┌──
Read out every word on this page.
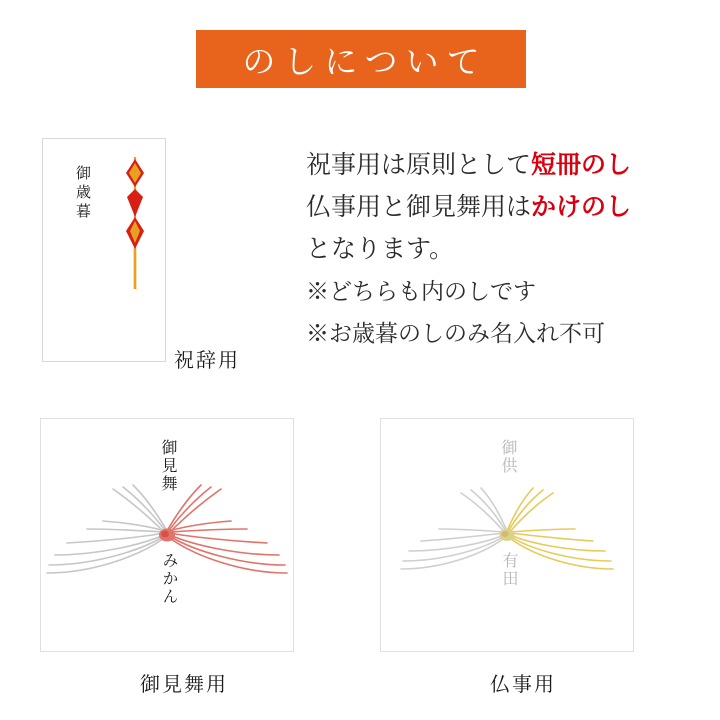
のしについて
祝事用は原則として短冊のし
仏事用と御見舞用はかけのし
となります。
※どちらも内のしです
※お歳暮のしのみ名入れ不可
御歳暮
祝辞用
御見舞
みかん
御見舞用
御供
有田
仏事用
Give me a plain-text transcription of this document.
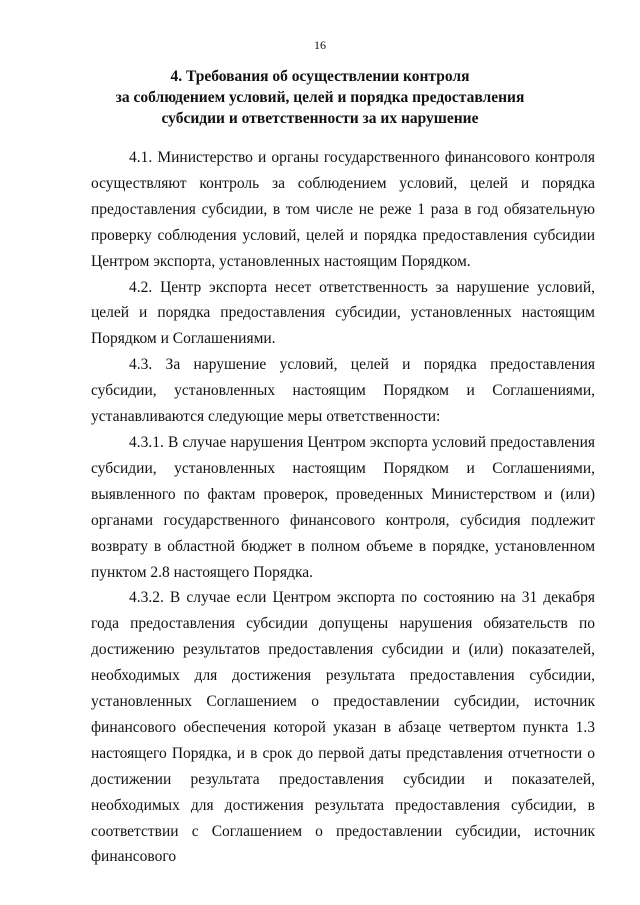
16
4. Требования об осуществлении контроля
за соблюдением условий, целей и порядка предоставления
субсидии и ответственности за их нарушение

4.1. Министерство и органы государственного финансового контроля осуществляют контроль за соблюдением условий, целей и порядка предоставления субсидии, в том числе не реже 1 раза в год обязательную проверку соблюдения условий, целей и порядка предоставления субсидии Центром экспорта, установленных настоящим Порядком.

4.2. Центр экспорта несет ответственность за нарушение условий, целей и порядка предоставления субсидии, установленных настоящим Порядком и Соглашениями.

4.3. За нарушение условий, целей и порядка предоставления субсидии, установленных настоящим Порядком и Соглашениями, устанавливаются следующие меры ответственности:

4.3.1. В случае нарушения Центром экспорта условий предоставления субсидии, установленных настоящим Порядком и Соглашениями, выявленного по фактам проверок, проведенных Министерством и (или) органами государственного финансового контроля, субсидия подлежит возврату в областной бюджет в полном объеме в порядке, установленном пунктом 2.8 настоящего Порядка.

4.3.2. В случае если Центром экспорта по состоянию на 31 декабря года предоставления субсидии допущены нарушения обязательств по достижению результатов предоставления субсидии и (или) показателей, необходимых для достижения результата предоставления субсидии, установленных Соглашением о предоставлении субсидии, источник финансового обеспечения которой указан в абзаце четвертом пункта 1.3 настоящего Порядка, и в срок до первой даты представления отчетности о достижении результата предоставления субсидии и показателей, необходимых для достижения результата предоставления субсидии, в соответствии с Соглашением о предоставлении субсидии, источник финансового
└──
┌──
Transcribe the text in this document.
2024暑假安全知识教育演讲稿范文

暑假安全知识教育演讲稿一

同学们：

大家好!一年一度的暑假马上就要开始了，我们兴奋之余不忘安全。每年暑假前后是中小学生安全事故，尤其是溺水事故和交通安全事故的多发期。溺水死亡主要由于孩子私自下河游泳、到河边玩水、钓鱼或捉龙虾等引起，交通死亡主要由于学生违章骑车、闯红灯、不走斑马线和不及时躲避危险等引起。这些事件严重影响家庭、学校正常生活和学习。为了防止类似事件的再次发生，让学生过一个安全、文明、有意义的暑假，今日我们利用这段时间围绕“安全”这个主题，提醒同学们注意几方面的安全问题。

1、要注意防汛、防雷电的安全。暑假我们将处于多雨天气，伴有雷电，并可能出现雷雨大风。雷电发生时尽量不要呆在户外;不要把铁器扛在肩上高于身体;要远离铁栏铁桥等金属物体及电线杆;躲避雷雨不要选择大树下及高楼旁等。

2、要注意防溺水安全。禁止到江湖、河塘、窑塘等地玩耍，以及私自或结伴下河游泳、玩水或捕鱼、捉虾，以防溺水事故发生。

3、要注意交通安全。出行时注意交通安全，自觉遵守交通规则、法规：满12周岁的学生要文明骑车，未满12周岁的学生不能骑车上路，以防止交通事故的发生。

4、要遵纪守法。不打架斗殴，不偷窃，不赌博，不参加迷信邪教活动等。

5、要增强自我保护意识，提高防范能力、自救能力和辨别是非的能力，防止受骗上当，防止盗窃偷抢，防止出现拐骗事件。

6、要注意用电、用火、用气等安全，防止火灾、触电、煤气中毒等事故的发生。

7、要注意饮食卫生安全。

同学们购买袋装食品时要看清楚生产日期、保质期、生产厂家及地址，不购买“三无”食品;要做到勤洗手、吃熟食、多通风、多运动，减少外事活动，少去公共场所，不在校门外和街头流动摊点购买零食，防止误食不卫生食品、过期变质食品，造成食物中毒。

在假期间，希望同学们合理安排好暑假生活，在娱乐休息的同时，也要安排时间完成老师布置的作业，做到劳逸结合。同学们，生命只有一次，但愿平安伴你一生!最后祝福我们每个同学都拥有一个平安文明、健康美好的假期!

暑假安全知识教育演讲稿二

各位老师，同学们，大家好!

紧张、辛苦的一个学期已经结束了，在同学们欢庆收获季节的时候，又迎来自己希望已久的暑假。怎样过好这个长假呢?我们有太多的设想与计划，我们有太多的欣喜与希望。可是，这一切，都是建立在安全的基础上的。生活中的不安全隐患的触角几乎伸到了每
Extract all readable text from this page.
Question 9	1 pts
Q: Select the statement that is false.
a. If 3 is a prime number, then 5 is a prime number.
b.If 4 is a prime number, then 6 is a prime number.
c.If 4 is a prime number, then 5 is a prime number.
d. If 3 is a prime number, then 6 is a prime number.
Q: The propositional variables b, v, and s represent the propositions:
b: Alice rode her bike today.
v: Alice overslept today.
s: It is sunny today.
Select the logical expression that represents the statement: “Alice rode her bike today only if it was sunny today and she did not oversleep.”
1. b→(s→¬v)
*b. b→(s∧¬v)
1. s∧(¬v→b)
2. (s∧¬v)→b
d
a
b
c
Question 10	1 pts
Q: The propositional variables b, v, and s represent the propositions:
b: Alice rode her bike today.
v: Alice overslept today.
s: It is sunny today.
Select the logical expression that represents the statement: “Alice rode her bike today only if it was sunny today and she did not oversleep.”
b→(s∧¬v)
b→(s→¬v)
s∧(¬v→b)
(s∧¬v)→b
└──
### WORK TO BE COMPLETED
Check each line above for the string "page" and show the ones that have it.

### RESULT OF THE TASK
Read out every word on this page.
Extract all readable text from this page.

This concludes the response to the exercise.